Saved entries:
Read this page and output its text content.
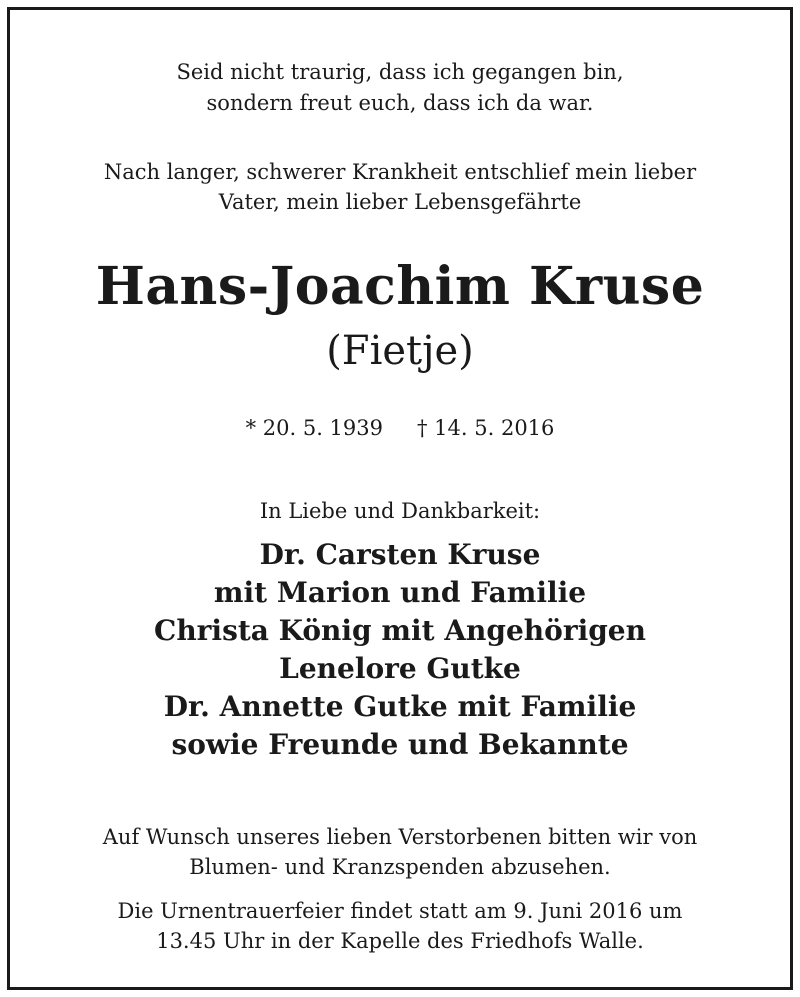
Seid nicht traurig, dass ich gegangen bin,
sondern freut euch, dass ich da war.
Nach langer, schwerer Krankheit entschlief mein lieber
Vater, mein lieber Lebensgefährte
Hans-Joachim Kruse
(Fietje)
* 20. 5. 1939 † 14. 5. 2016
In Liebe und Dankbarkeit:
Dr. Carsten Kruse
mit Marion und Familie
Christa König mit Angehörigen
Lenelore Gutke
Dr. Annette Gutke mit Familie
sowie Freunde und Bekannte
Auf Wunsch unseres lieben Verstorbenen bitten wir von
Blumen- und Kranzspenden abzusehen.
Die Urnentrauerfeier findet statt am 9. Juni 2016 um
13.45 Uhr in der Kapelle des Friedhofs Walle.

## Problem to solve
Write the records out once more, exactly as they appear, with no pictures.

## Full answer
Read this page and output its text content.
Seid nicht traurig, dass ich gegangen bin,
sondern freut euch, dass ich da war.
Nach langer, schwerer Krankheit entschlief mein lieber
Vater, mein lieber Lebensgefährte
Hans-Joachim Kruse
(Fietje)
* 20. 5. 1939 † 14. 5. 2016
In Liebe und Dankbarkeit:
Dr. Carsten Kruse
mit Marion und Familie
Christa König mit Angehörigen
Lenelore Gutke
Dr. Annette Gutke mit Familie
sowie Freunde und Bekannte
Auf Wunsch unseres lieben Verstorbenen bitten wir von
Blumen- und Kranzspenden abzusehen.
Die Urnentrauerfeier findet statt am 9. Juni 2016 um
13.45 Uhr in der Kapelle des Friedhofs Walle.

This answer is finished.